» REQUIREMENTS: Scan the data for lines with "March" and report the count by itself.

----

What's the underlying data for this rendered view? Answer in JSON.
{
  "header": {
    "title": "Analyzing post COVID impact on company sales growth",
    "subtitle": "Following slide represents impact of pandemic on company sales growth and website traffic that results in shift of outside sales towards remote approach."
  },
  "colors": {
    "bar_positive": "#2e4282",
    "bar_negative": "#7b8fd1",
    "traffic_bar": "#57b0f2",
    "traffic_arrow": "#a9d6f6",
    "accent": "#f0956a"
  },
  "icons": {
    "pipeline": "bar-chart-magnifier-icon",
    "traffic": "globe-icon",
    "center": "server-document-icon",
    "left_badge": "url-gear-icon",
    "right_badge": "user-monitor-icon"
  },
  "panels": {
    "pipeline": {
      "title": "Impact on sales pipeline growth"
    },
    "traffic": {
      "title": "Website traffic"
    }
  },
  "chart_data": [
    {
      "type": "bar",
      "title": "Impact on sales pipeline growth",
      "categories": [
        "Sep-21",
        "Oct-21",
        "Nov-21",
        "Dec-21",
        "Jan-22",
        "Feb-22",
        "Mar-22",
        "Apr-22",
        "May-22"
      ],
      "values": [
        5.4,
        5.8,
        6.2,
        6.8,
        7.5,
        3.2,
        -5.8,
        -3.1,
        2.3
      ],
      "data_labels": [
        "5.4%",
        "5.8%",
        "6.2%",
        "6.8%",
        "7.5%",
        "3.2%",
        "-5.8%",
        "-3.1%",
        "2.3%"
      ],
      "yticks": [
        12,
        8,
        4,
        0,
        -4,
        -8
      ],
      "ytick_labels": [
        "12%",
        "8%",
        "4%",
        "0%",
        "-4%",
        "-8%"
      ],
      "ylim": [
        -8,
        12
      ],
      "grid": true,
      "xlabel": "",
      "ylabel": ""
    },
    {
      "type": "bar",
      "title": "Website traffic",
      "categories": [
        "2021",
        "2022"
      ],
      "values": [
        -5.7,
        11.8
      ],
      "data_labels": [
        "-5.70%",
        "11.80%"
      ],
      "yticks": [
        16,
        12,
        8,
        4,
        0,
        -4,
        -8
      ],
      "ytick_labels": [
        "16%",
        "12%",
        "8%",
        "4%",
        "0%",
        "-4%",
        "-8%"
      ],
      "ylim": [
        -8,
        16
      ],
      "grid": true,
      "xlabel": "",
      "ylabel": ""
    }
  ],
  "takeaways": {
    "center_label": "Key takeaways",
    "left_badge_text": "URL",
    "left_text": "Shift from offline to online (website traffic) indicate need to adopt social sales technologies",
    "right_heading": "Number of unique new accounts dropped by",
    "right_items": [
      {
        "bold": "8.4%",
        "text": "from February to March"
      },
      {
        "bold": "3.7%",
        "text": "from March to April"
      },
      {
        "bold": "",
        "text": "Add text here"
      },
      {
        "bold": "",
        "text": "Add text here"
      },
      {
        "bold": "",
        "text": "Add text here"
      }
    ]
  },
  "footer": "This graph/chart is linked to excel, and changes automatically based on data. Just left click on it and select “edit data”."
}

----

» SOLUTION FOR THIS TASK: 2